/---

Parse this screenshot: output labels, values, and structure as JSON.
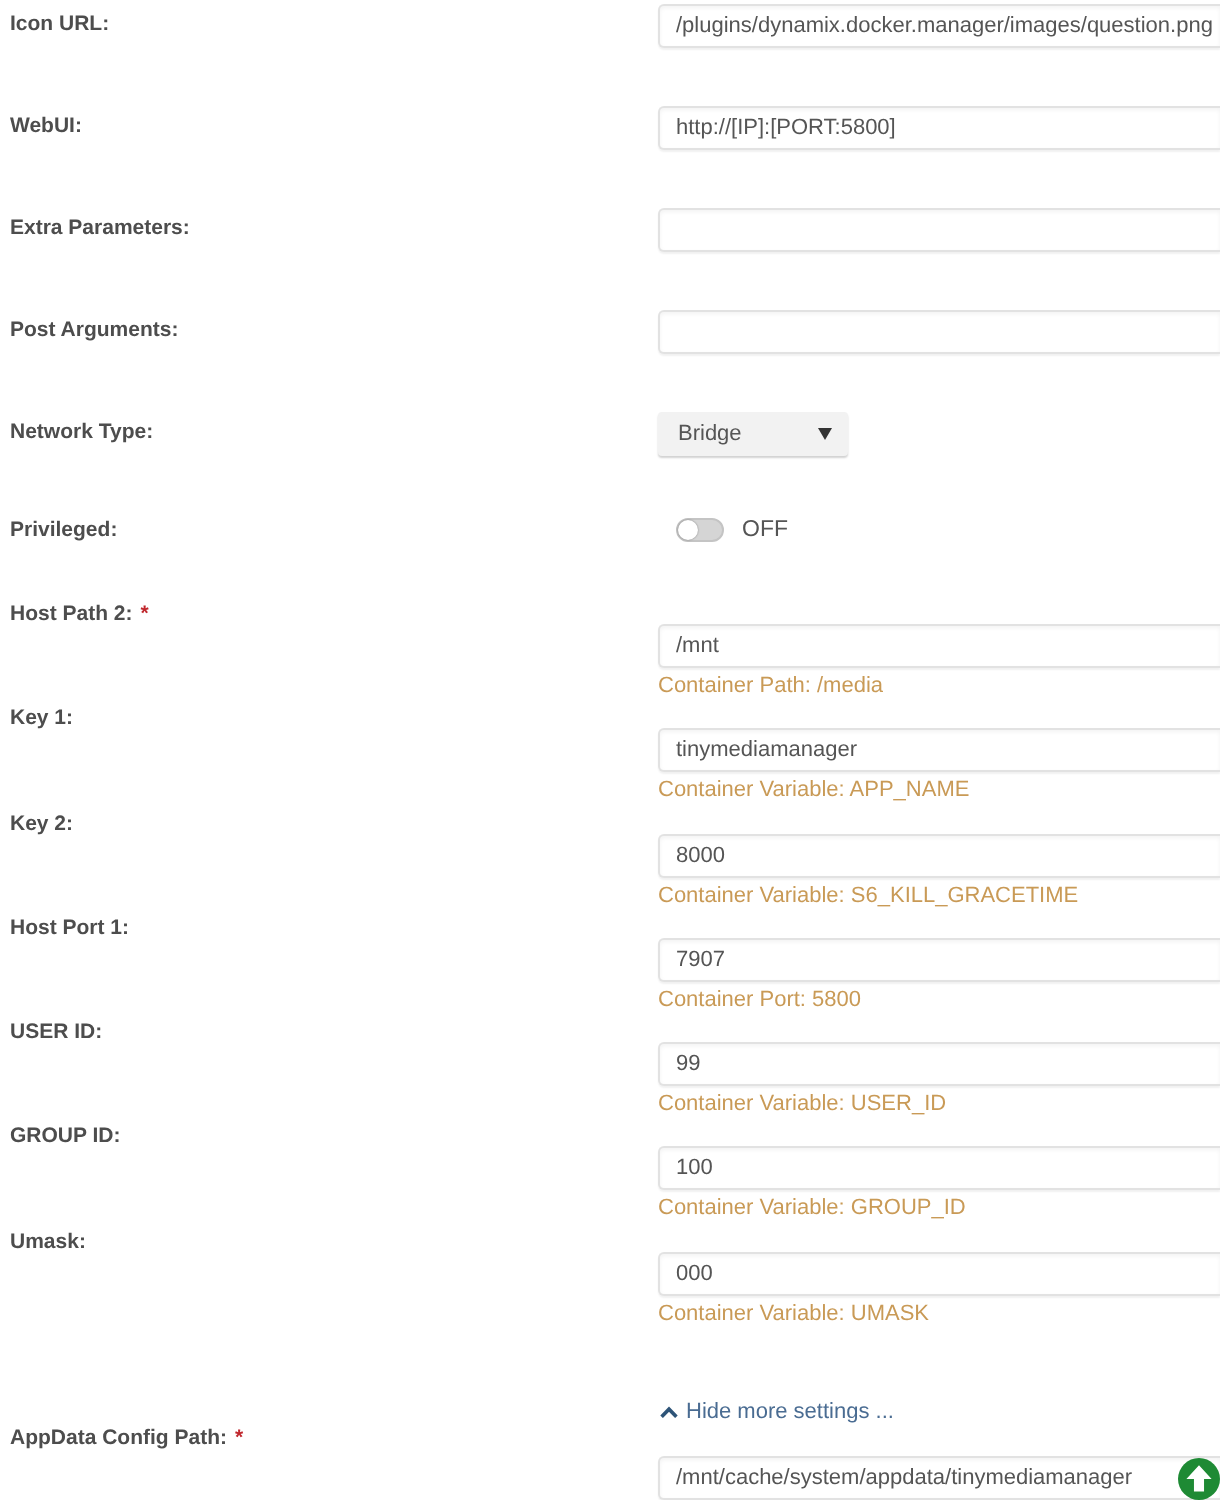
{
  "form": {
    "rows": [
      {
        "kind": "text",
        "label": "Icon URL:",
        "value": "/plugins/dynamix.docker.manager/images/question.png"
      },
      {
        "kind": "text",
        "label": "WebUI:",
        "value": "http://[IP]:[PORT:5800]"
      },
      {
        "kind": "text",
        "label": "Extra Parameters:"
      },
      {
        "kind": "text",
        "label": "Post Arguments:"
      },
      {
        "kind": "select",
        "label": "Network Type:",
        "value": "Bridge"
      },
      {
        "kind": "toggle",
        "label": "Privileged:",
        "on": false,
        "state_label": "OFF"
      },
      {
        "kind": "text",
        "label": "Host Path 2:",
        "required_mark": "*",
        "value": "/mnt",
        "description": "Container Path: /media"
      },
      {
        "kind": "text",
        "label": "Key 1:",
        "value": "tinymediamanager",
        "description": "Container Variable: APP_NAME"
      },
      {
        "kind": "text",
        "label": "Key 2:",
        "value": "8000",
        "description": "Container Variable: S6_KILL_GRACETIME"
      },
      {
        "kind": "text",
        "label": "Host Port 1:",
        "value": "7907",
        "description": "Container Port: 5800"
      },
      {
        "kind": "text",
        "label": "USER ID:",
        "value": "99",
        "description": "Container Variable: USER_ID"
      },
      {
        "kind": "text",
        "label": "GROUP ID:",
        "value": "100",
        "description": "Container Variable: GROUP_ID"
      },
      {
        "kind": "text",
        "label": "Umask:",
        "value": "000",
        "description": "Container Variable: UMASK"
      }
    ]
  },
  "more_settings": {
    "label": "Hide more settings ...",
    "expanded": true
  },
  "config_rows": [
    {
      "kind": "path",
      "label": "AppData Config Path:",
      "required_mark": "*",
      "value": "/mnt/cache/system/appdata/tinymediamanager"
    }
  ]
}
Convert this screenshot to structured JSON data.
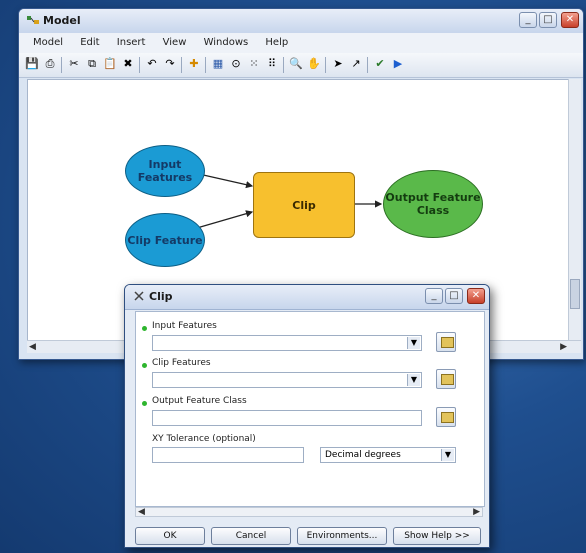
{
  "model_window": {
    "title": "Model",
    "menu": [
      "Model",
      "Edit",
      "Insert",
      "View",
      "Windows",
      "Help"
    ],
    "toolbar_icons": [
      "save-icon",
      "print-icon",
      "cut-icon",
      "copy-icon",
      "paste-icon",
      "delete-icon",
      "undo-icon",
      "redo-icon",
      "add-data-icon",
      "grid-layout-icon",
      "full-extent-icon",
      "select-all-icon",
      "auto-layout-icon",
      "zoom-in-icon",
      "pan-icon",
      "pointer-icon",
      "connect-icon",
      "validate-icon",
      "run-icon"
    ],
    "nodes": {
      "input_features": "Input Features",
      "clip_feature": "Clip Feature",
      "clip_tool": "Clip",
      "output": "Output Feature Class"
    },
    "colors": {
      "input": "#1b9bd4",
      "tool": "#f7c02e",
      "output": "#5ab94a"
    }
  },
  "clip_dialog": {
    "title": "Clip",
    "fields": {
      "input_features_label": "Input Features",
      "clip_features_label": "Clip Features",
      "output_feature_class_label": "Output Feature Class",
      "xy_tolerance_label": "XY Tolerance (optional)",
      "units_value": "Decimal degrees"
    },
    "buttons": {
      "ok": "OK",
      "cancel": "Cancel",
      "environments": "Environments...",
      "show_help": "Show Help >>"
    }
  }
}
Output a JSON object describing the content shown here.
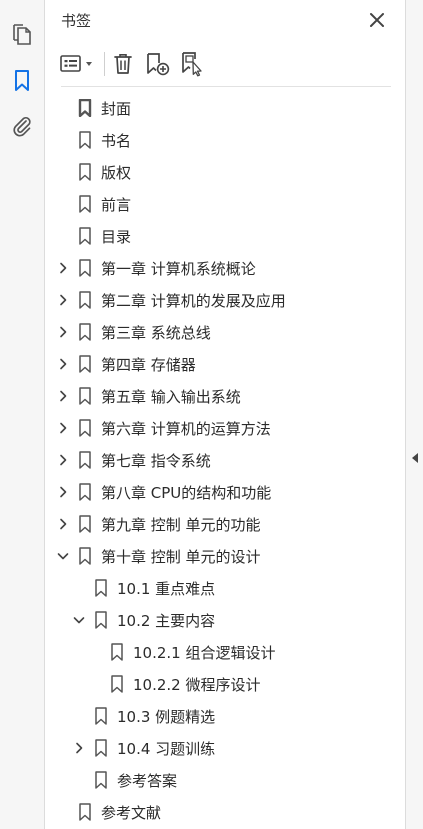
{
  "panel": {
    "title": "书签"
  },
  "rail": {
    "icons": [
      "pages-icon",
      "bookmark-icon",
      "attachment-icon"
    ],
    "active": "bookmark-icon",
    "accent": "#1473e6"
  },
  "toolbar": {
    "icons": [
      "options-menu-icon",
      "delete-icon",
      "new-bookmark-icon",
      "bookmark-from-structure-icon"
    ]
  },
  "bookmarks": [
    {
      "label": "封面",
      "level": 0,
      "expand": "none",
      "selected": true
    },
    {
      "label": "书名",
      "level": 0,
      "expand": "none"
    },
    {
      "label": "版权",
      "level": 0,
      "expand": "none"
    },
    {
      "label": "前言",
      "level": 0,
      "expand": "none"
    },
    {
      "label": "目录",
      "level": 0,
      "expand": "none"
    },
    {
      "label": "第一章 计算机系统概论",
      "level": 0,
      "expand": "collapsed"
    },
    {
      "label": "第二章 计算机的发展及应用",
      "level": 0,
      "expand": "collapsed"
    },
    {
      "label": "第三章 系统总线",
      "level": 0,
      "expand": "collapsed"
    },
    {
      "label": "第四章 存储器",
      "level": 0,
      "expand": "collapsed"
    },
    {
      "label": "第五章 输入输出系统",
      "level": 0,
      "expand": "collapsed"
    },
    {
      "label": "第六章 计算机的运算方法",
      "level": 0,
      "expand": "collapsed"
    },
    {
      "label": "第七章 指令系统",
      "level": 0,
      "expand": "collapsed"
    },
    {
      "label": "第八章 CPU的结构和功能",
      "level": 0,
      "expand": "collapsed"
    },
    {
      "label": "第九章 控制 单元的功能",
      "level": 0,
      "expand": "collapsed"
    },
    {
      "label": "第十章 控制 单元的设计",
      "level": 0,
      "expand": "expanded"
    },
    {
      "label": "10.1 重点难点",
      "level": 1,
      "expand": "none"
    },
    {
      "label": "10.2 主要内容",
      "level": 1,
      "expand": "expanded"
    },
    {
      "label": "10.2.1 组合逻辑设计",
      "level": 2,
      "expand": "none"
    },
    {
      "label": "10.2.2 微程序设计",
      "level": 2,
      "expand": "none"
    },
    {
      "label": "10.3 例题精选",
      "level": 1,
      "expand": "none"
    },
    {
      "label": "10.4 习题训练",
      "level": 1,
      "expand": "collapsed"
    },
    {
      "label": "参考答案",
      "level": 1,
      "expand": "none"
    },
    {
      "label": "参考文献",
      "level": 0,
      "expand": "none"
    }
  ]
}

\---

Work to be completed ->
Pictures are to be left out; repeat all the remaining data exactly.

Finished exercise ->
Parse this screenshot: output labels, values, and structure as JSON.
{
  "form": {
    "rows": [
      {
        "kind": "text",
        "label": "Icon URL:",
        "value": "/plugins/dynamix.docker.manager/images/question.png"
      },
      {
        "kind": "text",
        "label": "WebUI:",
        "value": "http://[IP]:[PORT:5800]"
      },
      {
        "kind": "text",
        "label": "Extra Parameters:"
      },
      {
        "kind": "text",
        "label": "Post Arguments:"
      },
      {
        "kind": "select",
        "label": "Network Type:",
        "value": "Bridge"
      },
      {
        "kind": "toggle",
        "label": "Privileged:",
        "on": false,
        "state_label": "OFF"
      },
      {
        "kind": "text",
        "label": "Host Path 2:",
        "required_mark": "*",
        "value": "/mnt",
        "description": "Container Path: /media"
      },
      {
        "kind": "text",
        "label": "Key 1:",
        "value": "tinymediamanager",
        "description": "Container Variable: APP_NAME"
      },
      {
        "kind": "text",
        "label": "Key 2:",
        "value": "8000",
        "description": "Container Variable: S6_KILL_GRACETIME"
      },
      {
        "kind": "text",
        "label": "Host Port 1:",
        "value": "7907",
        "description": "Container Port: 5800"
      },
      {
        "kind": "text",
        "label": "USER ID:",
        "value": "99",
        "description": "Container Variable: USER_ID"
      },
      {
        "kind": "text",
        "label": "GROUP ID:",
        "value": "100",
        "description": "Container Variable: GROUP_ID"
      },
      {
        "kind": "text",
        "label": "Umask:",
        "value": "000",
        "description": "Container Variable: UMASK"
      }
    ]
  },
  "more_settings": {
    "label": "Hide more settings ...",
    "expanded": true
  },
  "config_rows": [
    {
      "kind": "path",
      "label": "AppData Config Path:",
      "required_mark": "*",
      "value": "/mnt/cache/system/appdata/tinymediamanager"
    }
  ]
}
Convert this screenshot to structured JSON data.
{
  "model_window": {
    "title": "Model",
    "menu": [
      "Model",
      "Edit",
      "Insert",
      "View",
      "Windows",
      "Help"
    ],
    "toolbar_icons": [
      "save-icon",
      "print-icon",
      "cut-icon",
      "copy-icon",
      "paste-icon",
      "delete-icon",
      "undo-icon",
      "redo-icon",
      "add-data-icon",
      "grid-layout-icon",
      "full-extent-icon",
      "select-all-icon",
      "auto-layout-icon",
      "zoom-in-icon",
      "pan-icon",
      "pointer-icon",
      "connect-icon",
      "validate-icon",
      "run-icon"
    ],
    "nodes": {
      "input_features": "Input Features",
      "clip_feature": "Clip Feature",
      "clip_tool": "Clip",
      "output": "Output Feature Class"
    },
    "colors": {
      "input": "#1b9bd4",
      "tool": "#f7c02e",
      "output": "#5ab94a"
    }
  },
  "clip_dialog": {
    "title": "Clip",
    "fields": {
      "input_features_label": "Input Features",
      "clip_features_label": "Clip Features",
      "output_feature_class_label": "Output Feature Class",
      "xy_tolerance_label": "XY Tolerance (optional)",
      "units_value": "Decimal degrees"
    },
    "buttons": {
      "ok": "OK",
      "cancel": "Cancel",
      "environments": "Environments...",
      "show_help": "Show Help >>"
    }
  }
}
Output a JSON object describing the content shown here.
{
  "panel": {
    "title": "书签"
  },
  "rail": {
    "icons": [
      "pages-icon",
      "bookmark-icon",
      "attachment-icon"
    ],
    "active": "bookmark-icon",
    "accent": "#1473e6"
  },
  "toolbar": {
    "icons": [
      "options-menu-icon",
      "delete-icon",
      "new-bookmark-icon",
      "bookmark-from-structure-icon"
    ]
  },
  "bookmarks": [
    {
      "label": "封面",
      "level": 0,
      "expand": "none",
      "selected": true
    },
    {
      "label": "书名",
      "level": 0,
      "expand": "none"
    },
    {
      "label": "版权",
      "level": 0,
      "expand": "none"
    },
    {
      "label": "前言",
      "level": 0,
      "expand": "none"
    },
    {
      "label": "目录",
      "level": 0,
      "expand": "none"
    },
    {
      "label": "第一章 计算机系统概论",
      "level": 0,
      "expand": "collapsed"
    },
    {
      "label": "第二章 计算机的发展及应用",
      "level": 0,
      "expand": "collapsed"
    },
    {
      "label": "第三章 系统总线",
      "level": 0,
      "expand": "collapsed"
    },
    {
      "label": "第四章 存储器",
      "level": 0,
      "expand": "collapsed"
    },
    {
      "label": "第五章 输入输出系统",
      "level": 0,
      "expand": "collapsed"
    },
    {
      "label": "第六章 计算机的运算方法",
      "level": 0,
      "expand": "collapsed"
    },
    {
      "label": "第七章 指令系统",
      "level": 0,
      "expand": "collapsed"
    },
    {
      "label": "第八章 CPU的结构和功能",
      "level": 0,
      "expand": "collapsed"
    },
    {
      "label": "第九章 控制 单元的功能",
      "level": 0,
      "expand": "collapsed"
    },
    {
      "label": "第十章 控制 单元的设计",
      "level": 0,
      "expand": "expanded"
    },
    {
      "label": "10.1 重点难点",
      "level": 1,
      "expand": "none"
    },
    {
      "label": "10.2 主要内容",
      "level": 1,
      "expand": "expanded"
    },
    {
      "label": "10.2.1 组合逻辑设计",
      "level": 2,
      "expand": "none"
    },
    {
      "label": "10.2.2 微程序设计",
      "level": 2,
      "expand": "none"
    },
    {
      "label": "10.3 例题精选",
      "level": 1,
      "expand": "none"
    },
    {
      "label": "10.4 习题训练",
      "level": 1,
      "expand": "collapsed"
    },
    {
      "label": "参考答案",
      "level": 1,
      "expand": "none"
    },
    {
      "label": "参考文献",
      "level": 0,
      "expand": "none"
    }
  ]
}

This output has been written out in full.